● **Given task**
Check every line of the entries that follow, and copy the ones containing "this".

● **Provided information**
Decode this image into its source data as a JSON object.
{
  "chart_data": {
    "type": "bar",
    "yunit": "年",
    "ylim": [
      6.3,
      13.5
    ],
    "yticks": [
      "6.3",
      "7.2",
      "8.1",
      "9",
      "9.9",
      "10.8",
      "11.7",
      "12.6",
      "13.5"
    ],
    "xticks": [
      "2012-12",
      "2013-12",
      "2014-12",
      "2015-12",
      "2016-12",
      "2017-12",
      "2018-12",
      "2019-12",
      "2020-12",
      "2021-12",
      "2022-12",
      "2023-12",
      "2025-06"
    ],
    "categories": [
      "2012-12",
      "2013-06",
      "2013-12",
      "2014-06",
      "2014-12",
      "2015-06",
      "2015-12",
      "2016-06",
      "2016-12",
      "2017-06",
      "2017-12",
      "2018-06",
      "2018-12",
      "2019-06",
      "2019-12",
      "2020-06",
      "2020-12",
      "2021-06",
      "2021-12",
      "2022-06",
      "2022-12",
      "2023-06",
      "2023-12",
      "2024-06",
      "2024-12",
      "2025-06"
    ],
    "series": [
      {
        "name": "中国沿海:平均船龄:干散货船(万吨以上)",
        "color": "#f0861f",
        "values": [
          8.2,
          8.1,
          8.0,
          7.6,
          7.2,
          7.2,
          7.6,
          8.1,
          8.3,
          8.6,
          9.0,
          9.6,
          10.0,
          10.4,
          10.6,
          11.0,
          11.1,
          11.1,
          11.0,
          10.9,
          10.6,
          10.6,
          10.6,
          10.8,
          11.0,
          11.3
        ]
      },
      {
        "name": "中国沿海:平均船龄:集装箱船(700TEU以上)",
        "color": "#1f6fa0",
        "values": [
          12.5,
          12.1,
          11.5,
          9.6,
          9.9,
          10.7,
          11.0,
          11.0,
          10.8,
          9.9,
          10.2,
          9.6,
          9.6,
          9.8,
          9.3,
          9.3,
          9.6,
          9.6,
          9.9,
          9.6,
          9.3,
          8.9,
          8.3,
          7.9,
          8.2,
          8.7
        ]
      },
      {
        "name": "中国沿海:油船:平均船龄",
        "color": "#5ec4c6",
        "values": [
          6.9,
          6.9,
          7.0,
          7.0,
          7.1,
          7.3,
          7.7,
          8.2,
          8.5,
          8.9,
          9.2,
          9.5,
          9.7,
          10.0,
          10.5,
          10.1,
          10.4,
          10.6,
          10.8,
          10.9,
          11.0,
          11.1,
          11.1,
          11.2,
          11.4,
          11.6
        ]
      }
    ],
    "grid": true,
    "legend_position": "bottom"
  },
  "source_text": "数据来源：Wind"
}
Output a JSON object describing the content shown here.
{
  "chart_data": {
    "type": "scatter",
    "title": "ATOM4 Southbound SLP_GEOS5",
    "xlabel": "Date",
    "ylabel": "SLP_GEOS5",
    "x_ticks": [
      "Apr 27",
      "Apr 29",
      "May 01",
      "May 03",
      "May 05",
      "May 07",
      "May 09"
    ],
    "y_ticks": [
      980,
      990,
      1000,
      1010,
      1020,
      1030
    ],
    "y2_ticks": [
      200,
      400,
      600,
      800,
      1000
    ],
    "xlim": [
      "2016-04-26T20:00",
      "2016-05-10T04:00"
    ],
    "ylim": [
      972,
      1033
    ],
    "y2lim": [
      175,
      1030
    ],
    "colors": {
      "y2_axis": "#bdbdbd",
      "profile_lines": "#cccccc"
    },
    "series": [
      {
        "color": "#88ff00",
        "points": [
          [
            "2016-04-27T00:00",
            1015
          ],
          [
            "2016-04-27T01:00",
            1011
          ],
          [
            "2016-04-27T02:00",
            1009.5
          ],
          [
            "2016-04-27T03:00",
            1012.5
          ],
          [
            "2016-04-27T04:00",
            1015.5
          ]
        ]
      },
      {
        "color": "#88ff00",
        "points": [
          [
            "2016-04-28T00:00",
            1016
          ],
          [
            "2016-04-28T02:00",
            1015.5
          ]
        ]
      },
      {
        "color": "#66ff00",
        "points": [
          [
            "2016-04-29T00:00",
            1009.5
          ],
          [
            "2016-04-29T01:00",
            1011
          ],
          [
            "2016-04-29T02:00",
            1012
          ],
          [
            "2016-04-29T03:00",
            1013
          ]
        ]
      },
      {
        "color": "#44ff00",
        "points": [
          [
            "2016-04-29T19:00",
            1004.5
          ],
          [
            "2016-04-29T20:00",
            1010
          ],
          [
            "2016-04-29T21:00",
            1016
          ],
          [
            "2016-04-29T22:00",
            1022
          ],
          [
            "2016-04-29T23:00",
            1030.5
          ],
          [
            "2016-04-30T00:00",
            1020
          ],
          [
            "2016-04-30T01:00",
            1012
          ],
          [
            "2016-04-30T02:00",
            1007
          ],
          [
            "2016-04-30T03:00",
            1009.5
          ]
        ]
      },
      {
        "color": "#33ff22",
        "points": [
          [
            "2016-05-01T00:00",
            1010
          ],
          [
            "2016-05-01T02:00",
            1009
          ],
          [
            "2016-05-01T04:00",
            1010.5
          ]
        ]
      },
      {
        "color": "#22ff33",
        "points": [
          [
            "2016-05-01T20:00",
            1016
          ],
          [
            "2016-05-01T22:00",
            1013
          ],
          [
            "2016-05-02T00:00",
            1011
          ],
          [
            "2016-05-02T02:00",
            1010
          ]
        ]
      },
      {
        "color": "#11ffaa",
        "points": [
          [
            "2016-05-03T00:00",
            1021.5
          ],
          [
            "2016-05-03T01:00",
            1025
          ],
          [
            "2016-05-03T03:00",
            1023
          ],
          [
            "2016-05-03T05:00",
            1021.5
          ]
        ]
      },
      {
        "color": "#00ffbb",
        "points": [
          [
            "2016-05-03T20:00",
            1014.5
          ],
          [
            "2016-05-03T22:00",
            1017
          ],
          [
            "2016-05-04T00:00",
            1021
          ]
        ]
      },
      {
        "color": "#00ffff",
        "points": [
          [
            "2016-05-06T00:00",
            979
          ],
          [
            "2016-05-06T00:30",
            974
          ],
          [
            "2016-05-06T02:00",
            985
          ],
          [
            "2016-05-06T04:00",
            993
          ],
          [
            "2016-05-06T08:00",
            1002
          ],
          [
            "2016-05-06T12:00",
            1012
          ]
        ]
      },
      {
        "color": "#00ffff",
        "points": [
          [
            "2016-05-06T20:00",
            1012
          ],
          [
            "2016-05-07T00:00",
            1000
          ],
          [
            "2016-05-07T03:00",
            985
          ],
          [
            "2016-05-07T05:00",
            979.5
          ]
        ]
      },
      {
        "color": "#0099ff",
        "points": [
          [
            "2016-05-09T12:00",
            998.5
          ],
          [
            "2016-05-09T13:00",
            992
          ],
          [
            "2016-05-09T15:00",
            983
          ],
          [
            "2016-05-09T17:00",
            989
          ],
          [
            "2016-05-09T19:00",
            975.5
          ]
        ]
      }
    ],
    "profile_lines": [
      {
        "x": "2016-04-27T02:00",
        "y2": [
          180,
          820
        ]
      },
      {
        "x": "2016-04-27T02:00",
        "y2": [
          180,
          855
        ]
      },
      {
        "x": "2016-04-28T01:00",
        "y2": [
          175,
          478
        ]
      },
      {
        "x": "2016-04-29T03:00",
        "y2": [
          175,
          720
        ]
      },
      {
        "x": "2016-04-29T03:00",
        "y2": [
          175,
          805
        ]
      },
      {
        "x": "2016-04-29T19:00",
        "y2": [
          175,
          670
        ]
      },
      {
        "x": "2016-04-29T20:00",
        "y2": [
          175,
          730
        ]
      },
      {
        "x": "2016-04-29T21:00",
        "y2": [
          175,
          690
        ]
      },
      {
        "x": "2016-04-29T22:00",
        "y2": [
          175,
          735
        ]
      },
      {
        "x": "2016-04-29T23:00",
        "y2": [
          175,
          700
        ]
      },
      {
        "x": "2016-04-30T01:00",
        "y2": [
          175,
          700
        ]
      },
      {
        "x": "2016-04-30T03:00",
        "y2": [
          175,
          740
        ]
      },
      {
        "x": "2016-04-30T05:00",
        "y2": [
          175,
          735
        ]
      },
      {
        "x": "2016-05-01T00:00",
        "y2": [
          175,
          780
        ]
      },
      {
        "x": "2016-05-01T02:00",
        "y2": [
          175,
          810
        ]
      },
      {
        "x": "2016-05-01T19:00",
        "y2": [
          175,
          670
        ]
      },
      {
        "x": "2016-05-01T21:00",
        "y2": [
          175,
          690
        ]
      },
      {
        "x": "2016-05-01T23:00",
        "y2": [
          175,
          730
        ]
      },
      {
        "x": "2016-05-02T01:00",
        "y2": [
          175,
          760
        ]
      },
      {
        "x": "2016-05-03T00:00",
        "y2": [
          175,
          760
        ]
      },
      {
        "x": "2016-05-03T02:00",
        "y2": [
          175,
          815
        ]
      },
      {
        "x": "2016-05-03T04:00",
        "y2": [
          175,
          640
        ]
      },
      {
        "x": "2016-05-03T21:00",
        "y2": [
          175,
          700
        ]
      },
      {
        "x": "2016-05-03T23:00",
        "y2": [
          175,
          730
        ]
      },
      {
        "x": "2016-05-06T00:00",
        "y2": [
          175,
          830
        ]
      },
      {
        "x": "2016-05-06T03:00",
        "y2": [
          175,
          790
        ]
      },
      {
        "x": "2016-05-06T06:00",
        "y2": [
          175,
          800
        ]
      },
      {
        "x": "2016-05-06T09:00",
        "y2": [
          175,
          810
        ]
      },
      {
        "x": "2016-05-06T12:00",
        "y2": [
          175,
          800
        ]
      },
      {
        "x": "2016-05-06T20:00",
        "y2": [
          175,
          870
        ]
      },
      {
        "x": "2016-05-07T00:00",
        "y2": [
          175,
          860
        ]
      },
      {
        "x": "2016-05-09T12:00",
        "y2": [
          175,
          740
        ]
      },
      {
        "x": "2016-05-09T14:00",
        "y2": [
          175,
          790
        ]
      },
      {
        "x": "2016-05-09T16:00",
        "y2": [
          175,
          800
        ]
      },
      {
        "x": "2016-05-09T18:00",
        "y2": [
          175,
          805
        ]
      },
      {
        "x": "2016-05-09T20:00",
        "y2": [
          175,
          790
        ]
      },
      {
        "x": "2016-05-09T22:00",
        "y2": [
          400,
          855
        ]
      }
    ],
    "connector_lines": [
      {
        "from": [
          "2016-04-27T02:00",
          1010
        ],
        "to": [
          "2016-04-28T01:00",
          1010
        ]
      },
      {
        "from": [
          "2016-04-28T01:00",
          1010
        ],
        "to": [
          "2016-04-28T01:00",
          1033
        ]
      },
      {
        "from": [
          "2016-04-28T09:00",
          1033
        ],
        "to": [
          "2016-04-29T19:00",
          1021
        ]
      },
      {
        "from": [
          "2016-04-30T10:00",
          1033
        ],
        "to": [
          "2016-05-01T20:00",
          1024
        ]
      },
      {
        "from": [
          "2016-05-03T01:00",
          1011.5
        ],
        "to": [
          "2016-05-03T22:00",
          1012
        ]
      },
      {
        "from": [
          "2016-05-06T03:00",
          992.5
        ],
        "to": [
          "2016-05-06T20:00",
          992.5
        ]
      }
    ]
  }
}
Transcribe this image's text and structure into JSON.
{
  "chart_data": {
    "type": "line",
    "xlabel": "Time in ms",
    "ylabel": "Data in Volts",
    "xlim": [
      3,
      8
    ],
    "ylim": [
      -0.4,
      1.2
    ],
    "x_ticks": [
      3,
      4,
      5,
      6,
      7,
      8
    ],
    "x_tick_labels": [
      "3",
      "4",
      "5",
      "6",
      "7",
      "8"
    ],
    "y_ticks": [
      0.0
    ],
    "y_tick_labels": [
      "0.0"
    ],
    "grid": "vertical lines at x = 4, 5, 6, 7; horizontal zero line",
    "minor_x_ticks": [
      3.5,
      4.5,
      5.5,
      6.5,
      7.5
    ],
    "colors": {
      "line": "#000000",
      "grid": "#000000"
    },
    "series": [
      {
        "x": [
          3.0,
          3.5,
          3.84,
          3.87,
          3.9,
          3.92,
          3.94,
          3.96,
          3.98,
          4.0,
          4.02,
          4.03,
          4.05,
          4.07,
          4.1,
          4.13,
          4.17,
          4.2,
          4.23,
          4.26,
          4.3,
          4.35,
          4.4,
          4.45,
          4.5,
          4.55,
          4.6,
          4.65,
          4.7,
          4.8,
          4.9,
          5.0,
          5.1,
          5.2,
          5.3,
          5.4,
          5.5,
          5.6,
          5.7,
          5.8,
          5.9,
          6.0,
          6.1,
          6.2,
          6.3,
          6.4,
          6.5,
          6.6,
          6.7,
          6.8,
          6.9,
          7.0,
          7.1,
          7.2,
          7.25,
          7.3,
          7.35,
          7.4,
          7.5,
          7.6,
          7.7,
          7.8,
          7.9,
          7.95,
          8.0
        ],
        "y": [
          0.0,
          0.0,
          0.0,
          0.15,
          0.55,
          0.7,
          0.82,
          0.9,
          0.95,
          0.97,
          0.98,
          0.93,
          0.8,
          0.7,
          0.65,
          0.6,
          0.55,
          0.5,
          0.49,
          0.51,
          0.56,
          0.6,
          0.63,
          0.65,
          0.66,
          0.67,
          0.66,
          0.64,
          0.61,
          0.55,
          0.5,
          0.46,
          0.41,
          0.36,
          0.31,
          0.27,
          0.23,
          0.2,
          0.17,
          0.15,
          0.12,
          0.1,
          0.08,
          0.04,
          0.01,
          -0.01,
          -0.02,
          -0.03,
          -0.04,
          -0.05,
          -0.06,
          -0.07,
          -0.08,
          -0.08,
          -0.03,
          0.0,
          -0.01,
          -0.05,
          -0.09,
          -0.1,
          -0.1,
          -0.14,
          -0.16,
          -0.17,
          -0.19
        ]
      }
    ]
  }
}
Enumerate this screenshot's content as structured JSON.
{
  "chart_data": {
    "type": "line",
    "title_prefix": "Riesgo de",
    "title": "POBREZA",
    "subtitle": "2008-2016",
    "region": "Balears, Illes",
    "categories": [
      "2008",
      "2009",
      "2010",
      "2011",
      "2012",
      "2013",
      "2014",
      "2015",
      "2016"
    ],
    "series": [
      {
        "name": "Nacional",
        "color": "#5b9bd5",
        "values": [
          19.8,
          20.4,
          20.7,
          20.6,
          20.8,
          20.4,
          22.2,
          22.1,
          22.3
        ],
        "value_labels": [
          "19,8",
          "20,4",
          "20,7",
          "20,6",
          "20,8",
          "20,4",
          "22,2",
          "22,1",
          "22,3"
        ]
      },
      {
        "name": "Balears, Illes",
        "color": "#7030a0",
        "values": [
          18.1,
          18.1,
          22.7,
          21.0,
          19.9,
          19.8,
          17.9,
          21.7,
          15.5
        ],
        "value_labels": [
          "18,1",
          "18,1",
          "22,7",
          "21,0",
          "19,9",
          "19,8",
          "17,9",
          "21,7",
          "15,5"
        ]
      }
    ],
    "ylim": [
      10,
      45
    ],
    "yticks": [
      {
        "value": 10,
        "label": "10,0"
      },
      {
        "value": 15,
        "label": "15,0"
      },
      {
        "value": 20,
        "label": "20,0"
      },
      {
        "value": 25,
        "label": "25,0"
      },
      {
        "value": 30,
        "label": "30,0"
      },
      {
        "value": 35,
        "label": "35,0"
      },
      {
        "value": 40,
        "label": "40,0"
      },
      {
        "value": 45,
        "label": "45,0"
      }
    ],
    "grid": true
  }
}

● **Final answer**
Decode this image into its source data as a JSON object.
Transcribe this image's text and structure into JSON.
Enumerate this screenshot's content as structured JSON.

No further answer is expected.